All of the data should be repeated exactly; pictures are not part of the copy.
>>>
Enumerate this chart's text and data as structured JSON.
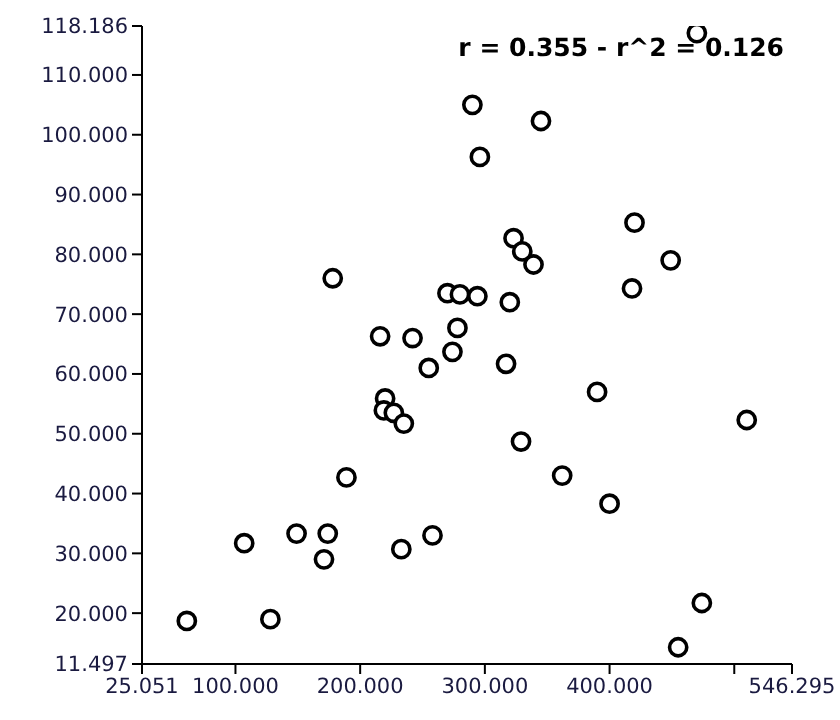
{
  "chart_data": {
    "type": "scatter",
    "annotations": [
      "r = 0.355 - r^2 = 0.126"
    ],
    "marker": "circle",
    "grid": false,
    "xlim": [
      25.051,
      546.295
    ],
    "xticks": [
      {
        "value": 25.051,
        "label": "25.051"
      },
      {
        "value": 100,
        "label": "100.000"
      },
      {
        "value": 200,
        "label": "200.000"
      },
      {
        "value": 300,
        "label": "300.000"
      },
      {
        "value": 400,
        "label": "400.000"
      },
      {
        "value": 500,
        "label": null
      },
      {
        "value": 546.295,
        "label": "546.295"
      }
    ],
    "ylim": [
      11.497,
      118.186
    ],
    "yticks": [
      {
        "value": 11.497,
        "label": "11.497"
      },
      {
        "value": 20,
        "label": "20.000"
      },
      {
        "value": 30,
        "label": "30.000"
      },
      {
        "value": 40,
        "label": "40.000"
      },
      {
        "value": 50,
        "label": "50.000"
      },
      {
        "value": 60,
        "label": "60.000"
      },
      {
        "value": 70,
        "label": "70.000"
      },
      {
        "value": 80,
        "label": "80.000"
      },
      {
        "value": 90,
        "label": "90.000"
      },
      {
        "value": 100,
        "label": "100.000"
      },
      {
        "value": 110,
        "label": "110.000"
      },
      {
        "value": 118.186,
        "label": "118.186"
      }
    ],
    "series": [
      {
        "color": "#000000",
        "x": [
          470,
          290,
          345,
          296,
          420,
          323,
          330,
          339,
          449,
          178,
          418,
          270,
          280,
          294,
          320,
          216,
          242,
          278,
          274,
          255,
          317,
          390,
          220,
          219,
          227,
          235,
          510,
          329,
          362,
          189,
          400,
          107,
          149,
          174,
          171,
          233,
          258,
          61,
          128,
          474,
          455
        ],
        "values": [
          117,
          105,
          102.3,
          96.3,
          85.3,
          82.7,
          80.5,
          78.3,
          79,
          76,
          74.3,
          73.5,
          73.3,
          73,
          72,
          66.3,
          66,
          67.7,
          63.7,
          61,
          61.7,
          57,
          55.9,
          53.9,
          53.5,
          51.7,
          52.3,
          48.7,
          43,
          42.7,
          38.3,
          31.7,
          33.3,
          33.3,
          29,
          30.7,
          33,
          18.7,
          19,
          21.7,
          14.3
        ]
      }
    ]
  }
}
<<<
Task answer:
Enumerate this chart's text and data as structured JSON.
{
  "chart_data": {
    "type": "scatter",
    "annotations": [
      "r = 0.355 - r^2 = 0.126"
    ],
    "marker": "circle",
    "grid": false,
    "xlim": [
      25.051,
      546.295
    ],
    "xticks": [
      {
        "value": 25.051,
        "label": "25.051"
      },
      {
        "value": 100,
        "label": "100.000"
      },
      {
        "value": 200,
        "label": "200.000"
      },
      {
        "value": 300,
        "label": "300.000"
      },
      {
        "value": 400,
        "label": "400.000"
      },
      {
        "value": 500,
        "label": null
      },
      {
        "value": 546.295,
        "label": "546.295"
      }
    ],
    "ylim": [
      11.497,
      118.186
    ],
    "yticks": [
      {
        "value": 11.497,
        "label": "11.497"
      },
      {
        "value": 20,
        "label": "20.000"
      },
      {
        "value": 30,
        "label": "30.000"
      },
      {
        "value": 40,
        "label": "40.000"
      },
      {
        "value": 50,
        "label": "50.000"
      },
      {
        "value": 60,
        "label": "60.000"
      },
      {
        "value": 70,
        "label": "70.000"
      },
      {
        "value": 80,
        "label": "80.000"
      },
      {
        "value": 90,
        "label": "90.000"
      },
      {
        "value": 100,
        "label": "100.000"
      },
      {
        "value": 110,
        "label": "110.000"
      },
      {
        "value": 118.186,
        "label": "118.186"
      }
    ],
    "series": [
      {
        "color": "#000000",
        "x": [
          470,
          290,
          345,
          296,
          420,
          323,
          330,
          339,
          449,
          178,
          418,
          270,
          280,
          294,
          320,
          216,
          242,
          278,
          274,
          255,
          317,
          390,
          220,
          219,
          227,
          235,
          510,
          329,
          362,
          189,
          400,
          107,
          149,
          174,
          171,
          233,
          258,
          61,
          128,
          474,
          455
        ],
        "values": [
          117,
          105,
          102.3,
          96.3,
          85.3,
          82.7,
          80.5,
          78.3,
          79,
          76,
          74.3,
          73.5,
          73.3,
          73,
          72,
          66.3,
          66,
          67.7,
          63.7,
          61,
          61.7,
          57,
          55.9,
          53.9,
          53.5,
          51.7,
          52.3,
          48.7,
          43,
          42.7,
          38.3,
          31.7,
          33.3,
          33.3,
          29,
          30.7,
          33,
          18.7,
          19,
          21.7,
          14.3
        ]
      }
    ]
  }
}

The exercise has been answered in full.